## YOUR INSTRUCTIONS:
Write out each line beneath this one exactly as it reads.

::: DATA FOR PROCESSING :::

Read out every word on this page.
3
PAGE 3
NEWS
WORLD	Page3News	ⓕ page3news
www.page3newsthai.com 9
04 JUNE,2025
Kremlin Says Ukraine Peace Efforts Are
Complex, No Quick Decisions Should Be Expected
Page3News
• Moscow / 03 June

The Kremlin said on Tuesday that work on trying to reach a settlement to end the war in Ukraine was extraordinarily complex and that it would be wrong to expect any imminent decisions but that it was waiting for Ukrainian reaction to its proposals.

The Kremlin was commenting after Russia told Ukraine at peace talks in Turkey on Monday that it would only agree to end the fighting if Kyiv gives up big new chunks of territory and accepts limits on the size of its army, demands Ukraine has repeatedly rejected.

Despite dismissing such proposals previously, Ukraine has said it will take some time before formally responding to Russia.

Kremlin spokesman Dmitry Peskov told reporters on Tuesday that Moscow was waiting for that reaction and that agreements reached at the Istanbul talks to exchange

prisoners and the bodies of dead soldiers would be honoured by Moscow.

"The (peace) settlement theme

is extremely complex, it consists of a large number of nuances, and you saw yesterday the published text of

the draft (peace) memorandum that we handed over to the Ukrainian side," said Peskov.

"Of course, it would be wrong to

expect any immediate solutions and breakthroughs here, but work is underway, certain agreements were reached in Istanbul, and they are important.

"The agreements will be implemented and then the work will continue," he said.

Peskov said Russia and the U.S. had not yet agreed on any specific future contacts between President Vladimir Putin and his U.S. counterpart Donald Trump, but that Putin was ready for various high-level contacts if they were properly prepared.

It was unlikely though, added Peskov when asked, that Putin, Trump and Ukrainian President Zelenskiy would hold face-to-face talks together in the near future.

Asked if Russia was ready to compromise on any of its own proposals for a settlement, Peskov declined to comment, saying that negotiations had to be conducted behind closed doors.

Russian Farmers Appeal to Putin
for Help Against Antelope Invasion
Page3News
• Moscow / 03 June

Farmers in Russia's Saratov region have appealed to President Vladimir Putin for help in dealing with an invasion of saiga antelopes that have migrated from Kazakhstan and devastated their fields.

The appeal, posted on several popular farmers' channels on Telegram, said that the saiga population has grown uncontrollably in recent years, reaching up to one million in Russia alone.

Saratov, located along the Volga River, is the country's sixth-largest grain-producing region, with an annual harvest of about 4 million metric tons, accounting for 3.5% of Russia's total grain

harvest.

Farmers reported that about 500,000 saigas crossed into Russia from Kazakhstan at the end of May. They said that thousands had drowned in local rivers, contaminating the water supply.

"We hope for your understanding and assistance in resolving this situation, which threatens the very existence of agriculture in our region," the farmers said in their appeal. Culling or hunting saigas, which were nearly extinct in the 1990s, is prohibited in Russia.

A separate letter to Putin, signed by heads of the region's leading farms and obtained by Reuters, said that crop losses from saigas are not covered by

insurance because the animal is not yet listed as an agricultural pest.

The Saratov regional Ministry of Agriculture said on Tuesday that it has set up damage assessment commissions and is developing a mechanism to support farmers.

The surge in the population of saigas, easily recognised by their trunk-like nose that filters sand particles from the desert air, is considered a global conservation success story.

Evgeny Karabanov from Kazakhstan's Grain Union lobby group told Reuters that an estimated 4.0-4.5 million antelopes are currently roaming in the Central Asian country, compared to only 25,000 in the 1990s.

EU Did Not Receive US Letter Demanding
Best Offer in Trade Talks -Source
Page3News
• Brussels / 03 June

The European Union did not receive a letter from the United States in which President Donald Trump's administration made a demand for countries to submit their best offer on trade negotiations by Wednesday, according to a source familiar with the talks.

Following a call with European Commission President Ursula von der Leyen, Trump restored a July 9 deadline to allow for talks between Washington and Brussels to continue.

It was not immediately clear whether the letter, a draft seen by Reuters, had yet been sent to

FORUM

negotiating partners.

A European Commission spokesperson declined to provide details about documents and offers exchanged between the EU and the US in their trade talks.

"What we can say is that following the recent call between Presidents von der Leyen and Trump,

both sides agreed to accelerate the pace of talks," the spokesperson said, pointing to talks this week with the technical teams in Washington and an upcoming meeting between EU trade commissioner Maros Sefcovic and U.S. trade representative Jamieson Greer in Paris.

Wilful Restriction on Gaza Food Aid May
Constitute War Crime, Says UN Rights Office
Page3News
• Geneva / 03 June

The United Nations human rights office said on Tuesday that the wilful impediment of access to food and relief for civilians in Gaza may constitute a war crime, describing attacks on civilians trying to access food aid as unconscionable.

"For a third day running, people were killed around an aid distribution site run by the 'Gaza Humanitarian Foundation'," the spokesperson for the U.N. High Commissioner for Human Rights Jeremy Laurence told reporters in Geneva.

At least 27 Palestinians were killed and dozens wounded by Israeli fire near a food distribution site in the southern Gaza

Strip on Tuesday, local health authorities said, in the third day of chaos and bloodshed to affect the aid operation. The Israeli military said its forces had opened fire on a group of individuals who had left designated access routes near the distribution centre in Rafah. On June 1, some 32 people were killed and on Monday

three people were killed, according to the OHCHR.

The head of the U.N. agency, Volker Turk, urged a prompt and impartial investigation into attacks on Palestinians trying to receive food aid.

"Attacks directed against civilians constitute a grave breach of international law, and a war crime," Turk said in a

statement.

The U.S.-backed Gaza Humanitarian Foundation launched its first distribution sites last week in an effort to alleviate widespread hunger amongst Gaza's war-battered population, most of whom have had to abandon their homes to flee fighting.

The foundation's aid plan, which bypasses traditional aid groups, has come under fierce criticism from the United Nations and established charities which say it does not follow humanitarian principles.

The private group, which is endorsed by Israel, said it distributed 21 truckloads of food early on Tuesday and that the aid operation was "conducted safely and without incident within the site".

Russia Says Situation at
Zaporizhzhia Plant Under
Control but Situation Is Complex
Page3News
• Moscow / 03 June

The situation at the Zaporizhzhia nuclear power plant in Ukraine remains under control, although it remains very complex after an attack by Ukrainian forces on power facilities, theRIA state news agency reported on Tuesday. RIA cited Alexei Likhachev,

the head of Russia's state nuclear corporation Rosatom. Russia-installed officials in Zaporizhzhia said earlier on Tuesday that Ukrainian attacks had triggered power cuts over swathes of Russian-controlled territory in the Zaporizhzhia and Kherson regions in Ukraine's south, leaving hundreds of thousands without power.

:::

## OUTPUT BELOW:
Read out every word on this page.
3
PAGE 3
NEWS
WORLD	Page3News	ⓕ page3news
www.page3newsthai.com 9
04 JUNE,2025
Kremlin Says Ukraine Peace Efforts Are
Complex, No Quick Decisions Should Be Expected
Page3News
• Moscow / 03 June

The Kremlin said on Tuesday that work on trying to reach a settlement to end the war in Ukraine was extraordinarily complex and that it would be wrong to expect any imminent decisions but that it was waiting for Ukrainian reaction to its proposals.

The Kremlin was commenting after Russia told Ukraine at peace talks in Turkey on Monday that it would only agree to end the fighting if Kyiv gives up big new chunks of territory and accepts limits on the size of its army, demands Ukraine has repeatedly rejected.

Despite dismissing such proposals previously, Ukraine has said it will take some time before formally responding to Russia.

Kremlin spokesman Dmitry Peskov told reporters on Tuesday that Moscow was waiting for that reaction and that agreements reached at the Istanbul talks to exchange

prisoners and the bodies of dead soldiers would be honoured by Moscow.

"The (peace) settlement theme

is extremely complex, it consists of a large number of nuances, and you saw yesterday the published text of

the draft (peace) memorandum that we handed over to the Ukrainian side," said Peskov.

"Of course, it would be wrong to

expect any immediate solutions and breakthroughs here, but work is underway, certain agreements were reached in Istanbul, and they are important.

"The agreements will be implemented and then the work will continue," he said.

Peskov said Russia and the U.S. had not yet agreed on any specific future contacts between President Vladimir Putin and his U.S. counterpart Donald Trump, but that Putin was ready for various high-level contacts if they were properly prepared.

It was unlikely though, added Peskov when asked, that Putin, Trump and Ukrainian President Zelenskiy would hold face-to-face talks together in the near future.

Asked if Russia was ready to compromise on any of its own proposals for a settlement, Peskov declined to comment, saying that negotiations had to be conducted behind closed doors.

Russian Farmers Appeal to Putin
for Help Against Antelope Invasion
Page3News
• Moscow / 03 June

Farmers in Russia's Saratov region have appealed to President Vladimir Putin for help in dealing with an invasion of saiga antelopes that have migrated from Kazakhstan and devastated their fields.

The appeal, posted on several popular farmers' channels on Telegram, said that the saiga population has grown uncontrollably in recent years, reaching up to one million in Russia alone.

Saratov, located along the Volga River, is the country's sixth-largest grain-producing region, with an annual harvest of about 4 million metric tons, accounting for 3.5% of Russia's total grain

harvest.

Farmers reported that about 500,000 saigas crossed into Russia from Kazakhstan at the end of May. They said that thousands had drowned in local rivers, contaminating the water supply.

"We hope for your understanding and assistance in resolving this situation, which threatens the very existence of agriculture in our region," the farmers said in their appeal. Culling or hunting saigas, which were nearly extinct in the 1990s, is prohibited in Russia.

A separate letter to Putin, signed by heads of the region's leading farms and obtained by Reuters, said that crop losses from saigas are not covered by

insurance because the animal is not yet listed as an agricultural pest.

The Saratov regional Ministry of Agriculture said on Tuesday that it has set up damage assessment commissions and is developing a mechanism to support farmers.

The surge in the population of saigas, easily recognised by their trunk-like nose that filters sand particles from the desert air, is considered a global conservation success story.

Evgeny Karabanov from Kazakhstan's Grain Union lobby group told Reuters that an estimated 4.0-4.5 million antelopes are currently roaming in the Central Asian country, compared to only 25,000 in the 1990s.

EU Did Not Receive US Letter Demanding
Best Offer in Trade Talks -Source
Page3News
• Brussels / 03 June

The European Union did not receive a letter from the United States in which President Donald Trump's administration made a demand for countries to submit their best offer on trade negotiations by Wednesday, according to a source familiar with the talks.

Following a call with European Commission President Ursula von der Leyen, Trump restored a July 9 deadline to allow for talks between Washington and Brussels to continue.

It was not immediately clear whether the letter, a draft seen by Reuters, had yet been sent to

FORUM

negotiating partners.

A European Commission spokesperson declined to provide details about documents and offers exchanged between the EU and the US in their trade talks.

"What we can say is that following the recent call between Presidents von der Leyen and Trump,

both sides agreed to accelerate the pace of talks," the spokesperson said, pointing to talks this week with the technical teams in Washington and an upcoming meeting between EU trade commissioner Maros Sefcovic and U.S. trade representative Jamieson Greer in Paris.

Wilful Restriction on Gaza Food Aid May
Constitute War Crime, Says UN Rights Office
Page3News
• Geneva / 03 June

The United Nations human rights office said on Tuesday that the wilful impediment of access to food and relief for civilians in Gaza may constitute a war crime, describing attacks on civilians trying to access food aid as unconscionable.

"For a third day running, people were killed around an aid distribution site run by the 'Gaza Humanitarian Foundation'," the spokesperson for the U.N. High Commissioner for Human Rights Jeremy Laurence told reporters in Geneva.

At least 27 Palestinians were killed and dozens wounded by Israeli fire near a food distribution site in the southern Gaza

Strip on Tuesday, local health authorities said, in the third day of chaos and bloodshed to affect the aid operation. The Israeli military said its forces had opened fire on a group of individuals who had left designated access routes near the distribution centre in Rafah. On June 1, some 32 people were killed and on Monday

three people were killed, according to the OHCHR.

The head of the U.N. agency, Volker Turk, urged a prompt and impartial investigation into attacks on Palestinians trying to receive food aid.

"Attacks directed against civilians constitute a grave breach of international law, and a war crime," Turk said in a

statement.

The U.S.-backed Gaza Humanitarian Foundation launched its first distribution sites last week in an effort to alleviate widespread hunger amongst Gaza's war-battered population, most of whom have had to abandon their homes to flee fighting.

The foundation's aid plan, which bypasses traditional aid groups, has come under fierce criticism from the United Nations and established charities which say it does not follow humanitarian principles.

The private group, which is endorsed by Israel, said it distributed 21 truckloads of food early on Tuesday and that the aid operation was "conducted safely and without incident within the site".

Russia Says Situation at
Zaporizhzhia Plant Under
Control but Situation Is Complex
Page3News
• Moscow / 03 June

The situation at the Zaporizhzhia nuclear power plant in Ukraine remains under control, although it remains very complex after an attack by Ukrainian forces on power facilities, theRIA state news agency reported on Tuesday. RIA cited Alexei Likhachev,

the head of Russia's state nuclear corporation Rosatom. Russia-installed officials in Zaporizhzhia said earlier on Tuesday that Ukrainian attacks had triggered power cuts over swathes of Russian-controlled territory in the Zaporizhzhia and Kherson regions in Ukraine's south, leaving hundreds of thousands without power.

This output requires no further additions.